Given problem
Copy every record below exactly.

Extracted information
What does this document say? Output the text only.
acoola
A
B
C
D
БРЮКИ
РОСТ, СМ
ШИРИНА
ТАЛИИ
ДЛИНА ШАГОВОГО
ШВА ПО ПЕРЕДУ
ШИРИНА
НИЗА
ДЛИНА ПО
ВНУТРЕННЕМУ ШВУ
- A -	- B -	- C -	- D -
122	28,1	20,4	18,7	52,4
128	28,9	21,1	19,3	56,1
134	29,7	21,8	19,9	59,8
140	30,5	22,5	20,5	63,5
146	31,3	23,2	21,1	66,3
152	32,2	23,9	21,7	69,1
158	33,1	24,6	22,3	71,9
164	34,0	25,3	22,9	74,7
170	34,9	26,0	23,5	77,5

Reply
What does this document say? Output the text only.
acoola
A
B
C
D
БРЮКИ
РОСТ, СМ
ШИРИНА
ТАЛИИ
ДЛИНА ШАГОВОГО
ШВА ПО ПЕРЕДУ
ШИРИНА
НИЗА
ДЛИНА ПО
ВНУТРЕННЕМУ ШВУ
- A -	- B -	- C -	- D -
122	28,1	20,4	18,7	52,4
128	28,9	21,1	19,3	56,1
134	29,7	21,8	19,9	59,8
140	30,5	22,5	20,5	63,5
146	31,3	23,2	21,1	66,3
152	32,2	23,9	21,7	69,1
158	33,1	24,6	22,3	71,9
164	34,0	25,3	22,9	74,7
170	34,9	26,0	23,5	77,5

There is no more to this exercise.